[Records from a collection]
────

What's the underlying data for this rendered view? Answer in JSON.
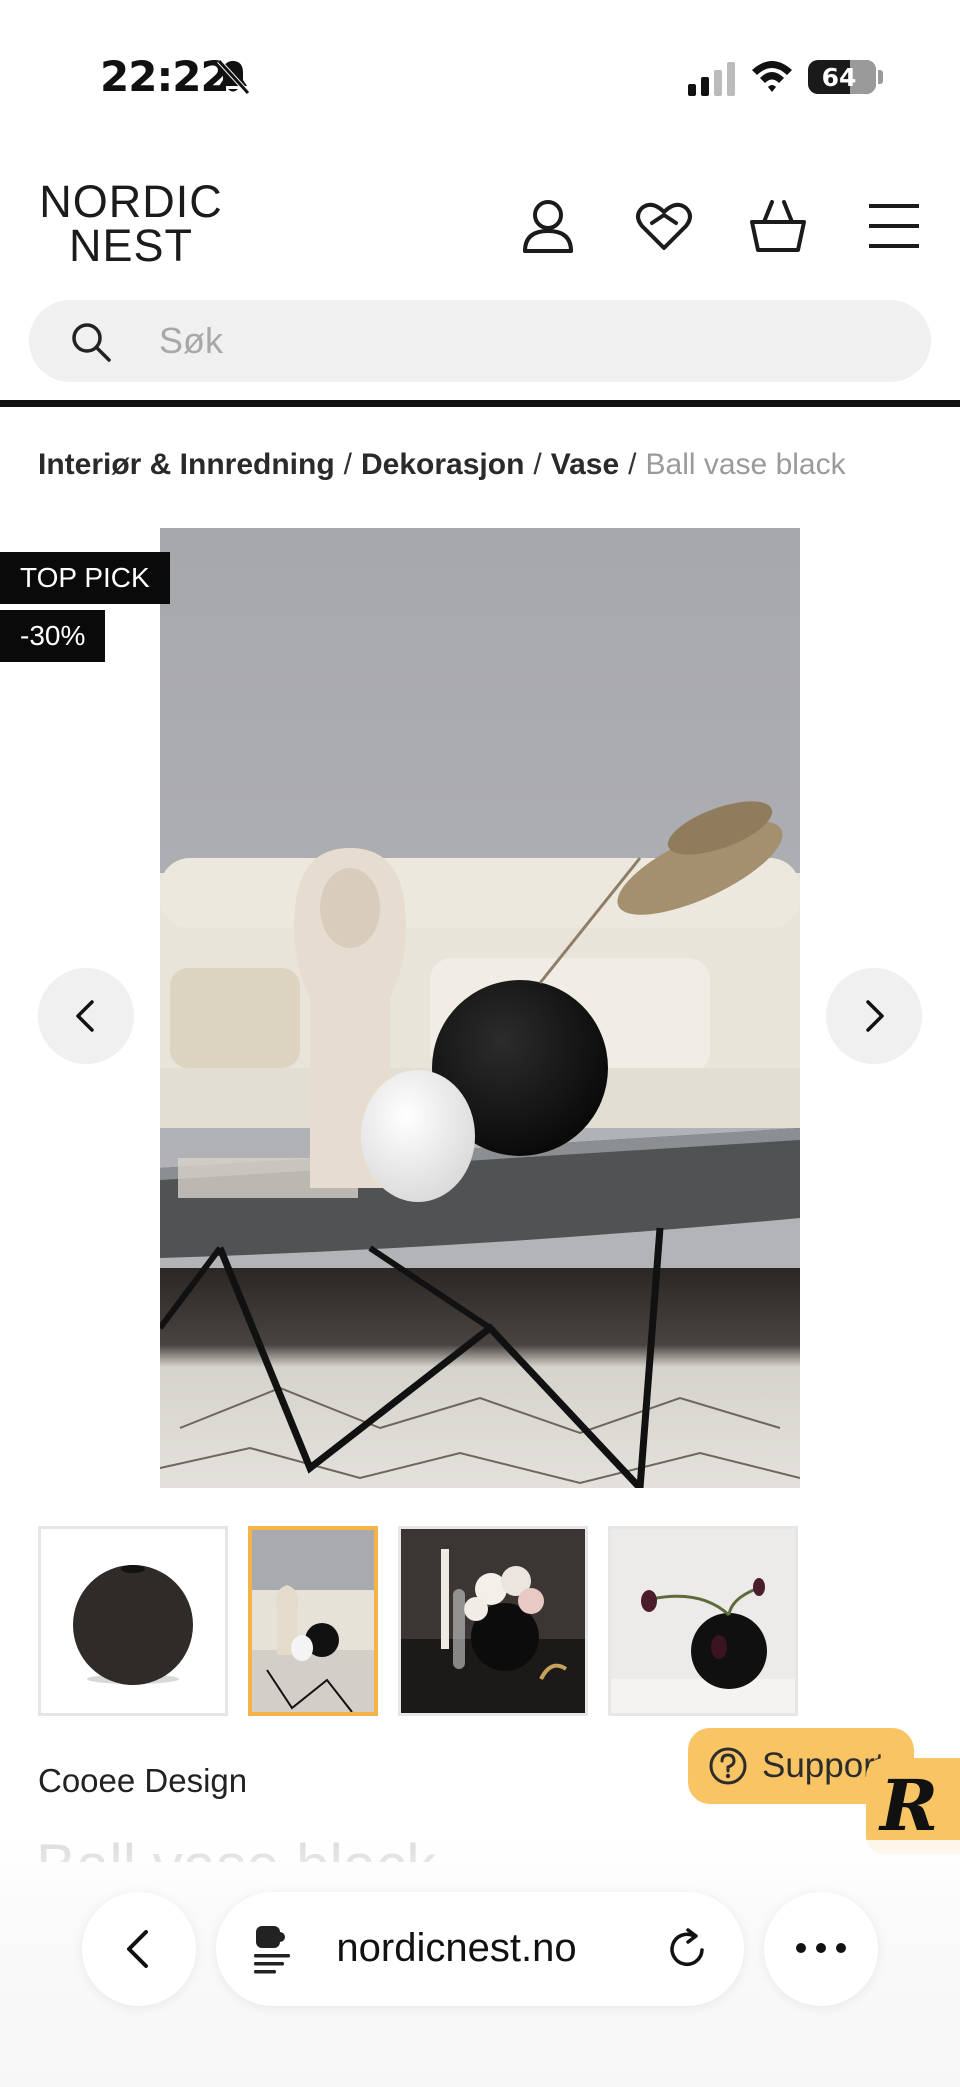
{
  "status_bar": {
    "time": "22:22",
    "battery": "64",
    "battery_level": 0.64,
    "icons": [
      "bell-slash-icon",
      "cellular-signal-icon",
      "wifi-icon",
      "battery-icon"
    ]
  },
  "header": {
    "logo_line1": "NORDIC",
    "logo_line2": "NEST",
    "icons": [
      "account-icon",
      "wishlist-heart-icon",
      "basket-icon",
      "menu-icon"
    ]
  },
  "search": {
    "placeholder": "Søk",
    "value": ""
  },
  "breadcrumb": {
    "items": [
      "Interiør & Innredning",
      "Dekorasjon",
      "Vase"
    ],
    "separator": "/",
    "current": "Ball vase black"
  },
  "badges": {
    "top_pick": "TOP PICK",
    "discount": "-30%"
  },
  "gallery": {
    "selected_index": 1,
    "thumbnail_count": 4
  },
  "product": {
    "brand": "Cooee Design",
    "title": "Ball vase black"
  },
  "support": {
    "label": "Support"
  },
  "r_widget": {
    "label": "R"
  },
  "browser_bar": {
    "url": "nordicnest.no"
  },
  "colors": {
    "accent_yellow": "#f9c463",
    "thumb_selected": "#f3b24a",
    "badge_black": "#0a0a0a"
  }
}
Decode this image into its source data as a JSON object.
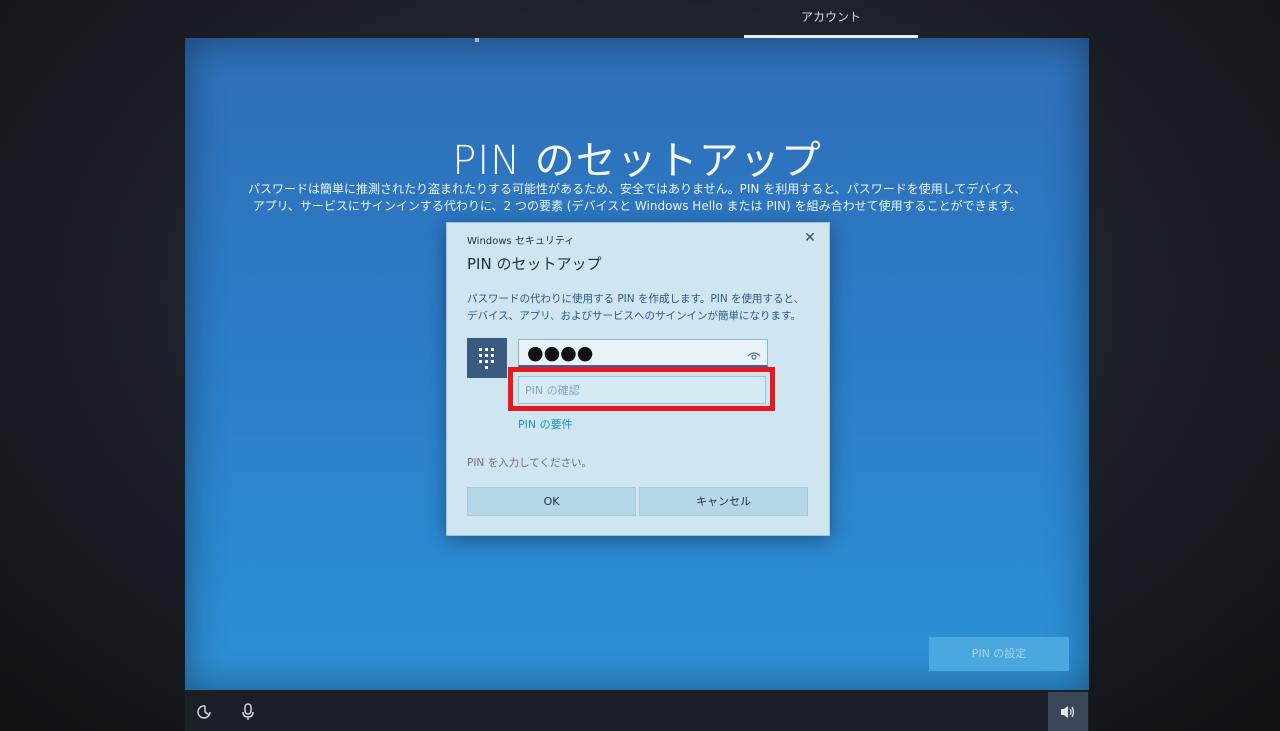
{
  "top_tabs": {
    "account": "アカウント"
  },
  "main": {
    "title": "PIN のセットアップ",
    "description": "パスワードは簡単に推測されたり盗まれたりする可能性があるため、安全ではありません。PIN を利用すると、パスワードを使用してデバイス、アプリ、サービスにサインインする代わりに、2 つの要素 (デバイスと Windows Hello または PIN) を組み合わせて使用することができます。",
    "set_pin_button": "PIN の設定"
  },
  "dialog": {
    "caption": "Windows セキュリティ",
    "close_glyph": "✕",
    "title": "PIN のセットアップ",
    "description": "パスワードの代わりに使用する PIN を作成します。PIN を使用すると、デバイス、アプリ、およびサービスへのサインインが簡単になります。",
    "pin_value": "●●●●",
    "confirm_placeholder": "PIN の確認",
    "pin_requirements_link": "PIN の要件",
    "status": "PIN を入力してください。",
    "ok_label": "OK",
    "cancel_label": "キャンセル"
  },
  "icons": [
    "keypad-icon",
    "eye-icon",
    "accessibility-icon",
    "microphone-icon",
    "volume-icon"
  ],
  "colors": {
    "highlight": "#e8191c",
    "screen_blue": "#2b7bc6",
    "dialog_bg": "#cfe6f1"
  }
}
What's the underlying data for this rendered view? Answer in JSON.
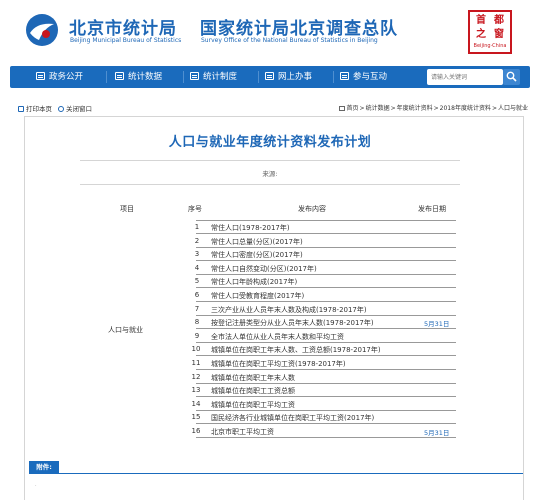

────

Brief
Write out the listing word for word, omitting the pictures it holds.

Exercise solution
What's the underlying data for this rendered view? Answer in JSON.
{
  "status_bar": {
    "time": "22:22",
    "battery": "64",
    "battery_level": 0.64,
    "icons": [
      "bell-slash-icon",
      "cellular-signal-icon",
      "wifi-icon",
      "battery-icon"
    ]
  },
  "header": {
    "logo_line1": "NORDIC",
    "logo_line2": "NEST",
    "icons": [
      "account-icon",
      "wishlist-heart-icon",
      "basket-icon",
      "menu-icon"
    ]
  },
  "search": {
    "placeholder": "Søk",
    "value": ""
  },
  "breadcrumb": {
    "items": [
      "Interiør & Innredning",
      "Dekorasjon",
      "Vase"
    ],
    "separator": "/",
    "current": "Ball vase black"
  },
  "badges": {
    "top_pick": "TOP PICK",
    "discount": "-30%"
  },
  "gallery": {
    "selected_index": 1,
    "thumbnail_count": 4
  },
  "product": {
    "brand": "Cooee Design",
    "title": "Ball vase black"
  },
  "support": {
    "label": "Support"
  },
  "r_widget": {
    "label": "R"
  },
  "browser_bar": {
    "url": "nordicnest.no"
  },
  "colors": {
    "accent_yellow": "#f9c463",
    "thumb_selected": "#f3b24a",
    "badge_black": "#0a0a0a"
  }
}
Decode this image into its source data as a JSON object.
{
  "top_tabs": {
    "account": "アカウント"
  },
  "main": {
    "title": "PIN のセットアップ",
    "description": "パスワードは簡単に推測されたり盗まれたりする可能性があるため、安全ではありません。PIN を利用すると、パスワードを使用してデバイス、アプリ、サービスにサインインする代わりに、2 つの要素 (デバイスと Windows Hello または PIN) を組み合わせて使用することができます。",
    "set_pin_button": "PIN の設定"
  },
  "dialog": {
    "caption": "Windows セキュリティ",
    "close_glyph": "✕",
    "title": "PIN のセットアップ",
    "description": "パスワードの代わりに使用する PIN を作成します。PIN を使用すると、デバイス、アプリ、およびサービスへのサインインが簡単になります。",
    "pin_value": "●●●●",
    "confirm_placeholder": "PIN の確認",
    "pin_requirements_link": "PIN の要件",
    "status": "PIN を入力してください。",
    "ok_label": "OK",
    "cancel_label": "キャンセル"
  },
  "icons": [
    "keypad-icon",
    "eye-icon",
    "accessibility-icon",
    "microphone-icon",
    "volume-icon"
  ],
  "colors": {
    "highlight": "#e8191c",
    "screen_blue": "#2b7bc6",
    "dialog_bg": "#cfe6f1"
  }
}
What's the underlying data for this rendered view? Answer in JSON.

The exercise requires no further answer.